§ **What is required**: Could you quote, exactly as they stand, the lines running from the one with "Convert this screenshot" to the final line of the material?

§ **Records shown**:
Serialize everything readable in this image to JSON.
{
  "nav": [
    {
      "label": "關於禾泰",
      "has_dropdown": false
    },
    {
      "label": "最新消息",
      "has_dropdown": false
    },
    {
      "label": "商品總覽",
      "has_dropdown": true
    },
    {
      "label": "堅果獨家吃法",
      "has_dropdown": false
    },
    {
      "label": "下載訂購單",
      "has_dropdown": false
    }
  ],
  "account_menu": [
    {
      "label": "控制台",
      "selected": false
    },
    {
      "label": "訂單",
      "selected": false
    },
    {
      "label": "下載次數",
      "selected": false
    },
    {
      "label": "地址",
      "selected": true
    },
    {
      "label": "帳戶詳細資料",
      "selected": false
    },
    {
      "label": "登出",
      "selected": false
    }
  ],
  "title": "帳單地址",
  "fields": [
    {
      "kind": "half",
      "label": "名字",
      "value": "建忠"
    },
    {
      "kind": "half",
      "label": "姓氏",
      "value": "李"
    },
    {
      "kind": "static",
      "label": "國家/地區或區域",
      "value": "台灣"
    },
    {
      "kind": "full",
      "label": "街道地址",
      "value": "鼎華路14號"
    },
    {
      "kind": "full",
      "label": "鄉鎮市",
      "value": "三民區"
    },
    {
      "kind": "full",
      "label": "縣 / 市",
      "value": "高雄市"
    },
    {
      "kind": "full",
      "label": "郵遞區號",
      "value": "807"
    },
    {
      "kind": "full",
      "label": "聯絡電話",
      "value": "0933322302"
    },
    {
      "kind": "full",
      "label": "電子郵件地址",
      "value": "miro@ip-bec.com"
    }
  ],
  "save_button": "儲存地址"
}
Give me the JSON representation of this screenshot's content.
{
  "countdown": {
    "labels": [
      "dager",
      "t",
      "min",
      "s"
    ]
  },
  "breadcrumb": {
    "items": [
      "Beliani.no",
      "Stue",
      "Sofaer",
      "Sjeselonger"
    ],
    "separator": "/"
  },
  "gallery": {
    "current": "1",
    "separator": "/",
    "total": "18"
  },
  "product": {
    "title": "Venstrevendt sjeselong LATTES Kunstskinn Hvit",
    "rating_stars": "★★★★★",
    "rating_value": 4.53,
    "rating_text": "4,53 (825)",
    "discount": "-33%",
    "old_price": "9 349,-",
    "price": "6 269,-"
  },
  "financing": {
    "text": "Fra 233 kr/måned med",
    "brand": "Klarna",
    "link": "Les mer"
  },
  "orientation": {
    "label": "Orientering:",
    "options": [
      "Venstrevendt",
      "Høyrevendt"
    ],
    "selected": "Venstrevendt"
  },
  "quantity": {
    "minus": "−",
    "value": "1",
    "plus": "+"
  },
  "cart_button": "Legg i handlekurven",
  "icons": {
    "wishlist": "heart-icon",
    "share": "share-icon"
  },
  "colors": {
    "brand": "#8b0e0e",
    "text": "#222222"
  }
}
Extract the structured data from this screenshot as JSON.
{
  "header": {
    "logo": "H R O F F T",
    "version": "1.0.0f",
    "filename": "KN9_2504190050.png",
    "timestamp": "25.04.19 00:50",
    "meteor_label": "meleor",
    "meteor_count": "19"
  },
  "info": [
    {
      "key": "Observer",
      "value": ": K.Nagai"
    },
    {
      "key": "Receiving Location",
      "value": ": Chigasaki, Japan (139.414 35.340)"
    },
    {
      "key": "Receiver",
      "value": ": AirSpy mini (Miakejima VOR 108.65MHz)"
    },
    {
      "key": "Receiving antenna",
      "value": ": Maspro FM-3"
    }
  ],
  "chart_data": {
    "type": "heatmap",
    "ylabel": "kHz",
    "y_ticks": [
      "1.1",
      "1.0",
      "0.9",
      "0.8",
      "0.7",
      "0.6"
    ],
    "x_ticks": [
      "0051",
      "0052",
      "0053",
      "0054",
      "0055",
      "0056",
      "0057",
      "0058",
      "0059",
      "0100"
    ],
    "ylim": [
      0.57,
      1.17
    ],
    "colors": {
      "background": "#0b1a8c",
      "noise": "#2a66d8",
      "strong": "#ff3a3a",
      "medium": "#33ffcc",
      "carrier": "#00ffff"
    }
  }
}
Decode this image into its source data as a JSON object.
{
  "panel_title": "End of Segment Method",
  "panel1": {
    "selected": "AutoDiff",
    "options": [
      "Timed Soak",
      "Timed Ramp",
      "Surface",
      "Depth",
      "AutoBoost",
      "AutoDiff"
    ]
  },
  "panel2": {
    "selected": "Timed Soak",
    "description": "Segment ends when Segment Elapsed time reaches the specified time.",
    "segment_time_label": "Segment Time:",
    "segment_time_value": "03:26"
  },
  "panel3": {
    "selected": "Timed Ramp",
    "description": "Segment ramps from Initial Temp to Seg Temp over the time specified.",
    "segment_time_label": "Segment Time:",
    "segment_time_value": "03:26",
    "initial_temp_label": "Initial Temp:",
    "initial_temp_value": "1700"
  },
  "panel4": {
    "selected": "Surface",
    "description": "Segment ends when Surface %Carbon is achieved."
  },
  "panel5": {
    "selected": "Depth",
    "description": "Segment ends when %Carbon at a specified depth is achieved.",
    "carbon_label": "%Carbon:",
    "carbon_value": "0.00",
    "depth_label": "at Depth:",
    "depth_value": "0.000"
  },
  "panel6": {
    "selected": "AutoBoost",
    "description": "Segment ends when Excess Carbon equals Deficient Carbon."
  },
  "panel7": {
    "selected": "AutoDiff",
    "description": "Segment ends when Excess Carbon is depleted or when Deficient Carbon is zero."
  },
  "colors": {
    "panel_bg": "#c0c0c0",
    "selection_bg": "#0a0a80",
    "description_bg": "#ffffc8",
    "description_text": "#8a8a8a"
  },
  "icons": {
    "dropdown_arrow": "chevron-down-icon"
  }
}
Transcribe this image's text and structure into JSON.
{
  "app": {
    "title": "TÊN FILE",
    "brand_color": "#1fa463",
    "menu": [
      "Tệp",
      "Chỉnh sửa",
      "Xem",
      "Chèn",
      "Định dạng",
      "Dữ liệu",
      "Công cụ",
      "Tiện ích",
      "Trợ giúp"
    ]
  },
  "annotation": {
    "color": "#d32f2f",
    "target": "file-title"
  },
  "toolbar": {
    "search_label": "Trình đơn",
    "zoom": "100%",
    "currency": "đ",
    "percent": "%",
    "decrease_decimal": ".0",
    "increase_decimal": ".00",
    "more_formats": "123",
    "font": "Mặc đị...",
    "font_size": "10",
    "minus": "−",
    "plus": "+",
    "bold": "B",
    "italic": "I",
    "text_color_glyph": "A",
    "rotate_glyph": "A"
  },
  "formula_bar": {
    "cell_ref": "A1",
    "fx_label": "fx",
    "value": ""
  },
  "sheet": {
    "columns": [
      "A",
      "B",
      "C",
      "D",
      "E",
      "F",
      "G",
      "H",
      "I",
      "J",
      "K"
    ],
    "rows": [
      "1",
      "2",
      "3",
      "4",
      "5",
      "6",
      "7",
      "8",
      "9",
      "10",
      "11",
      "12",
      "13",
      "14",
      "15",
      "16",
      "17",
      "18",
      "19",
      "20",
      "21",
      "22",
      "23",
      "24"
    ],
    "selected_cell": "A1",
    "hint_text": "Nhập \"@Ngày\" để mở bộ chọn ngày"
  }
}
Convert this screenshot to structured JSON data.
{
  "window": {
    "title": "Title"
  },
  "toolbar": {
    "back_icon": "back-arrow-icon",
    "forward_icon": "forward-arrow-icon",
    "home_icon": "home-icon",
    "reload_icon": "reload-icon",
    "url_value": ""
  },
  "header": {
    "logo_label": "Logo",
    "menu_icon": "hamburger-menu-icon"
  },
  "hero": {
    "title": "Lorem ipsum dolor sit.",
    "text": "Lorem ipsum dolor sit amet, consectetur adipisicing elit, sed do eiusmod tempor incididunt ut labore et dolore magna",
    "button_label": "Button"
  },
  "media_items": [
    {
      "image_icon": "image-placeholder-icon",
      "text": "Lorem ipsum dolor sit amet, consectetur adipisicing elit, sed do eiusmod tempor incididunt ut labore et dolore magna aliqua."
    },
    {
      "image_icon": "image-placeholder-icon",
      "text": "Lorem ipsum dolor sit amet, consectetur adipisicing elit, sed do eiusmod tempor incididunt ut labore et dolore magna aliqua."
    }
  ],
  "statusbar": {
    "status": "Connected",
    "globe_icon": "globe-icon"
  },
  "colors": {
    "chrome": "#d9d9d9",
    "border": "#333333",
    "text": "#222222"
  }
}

§ **Answer for the task**:
Convert this screenshot to structured JSON data.
{
  "window": {
    "title": "Title"
  },
  "toolbar": {
    "back_icon": "back-arrow-icon",
    "forward_icon": "forward-arrow-icon",
    "home_icon": "home-icon",
    "reload_icon": "reload-icon",
    "url_value": ""
  },
  "header": {
    "logo_label": "Logo",
    "menu_icon": "hamburger-menu-icon"
  },
  "hero": {
    "title": "Lorem ipsum dolor sit.",
    "text": "Lorem ipsum dolor sit amet, consectetur adipisicing elit, sed do eiusmod tempor incididunt ut labore et dolore magna",
    "button_label": "Button"
  },
  "media_items": [
    {
      "image_icon": "image-placeholder-icon",
      "text": "Lorem ipsum dolor sit amet, consectetur adipisicing elit, sed do eiusmod tempor incididunt ut labore et dolore magna aliqua."
    },
    {
      "image_icon": "image-placeholder-icon",
      "text": "Lorem ipsum dolor sit amet, consectetur adipisicing elit, sed do eiusmod tempor incididunt ut labore et dolore magna aliqua."
    }
  ],
  "statusbar": {
    "status": "Connected",
    "globe_icon": "globe-icon"
  },
  "colors": {
    "chrome": "#d9d9d9",
    "border": "#333333",
    "text": "#222222"
  }
}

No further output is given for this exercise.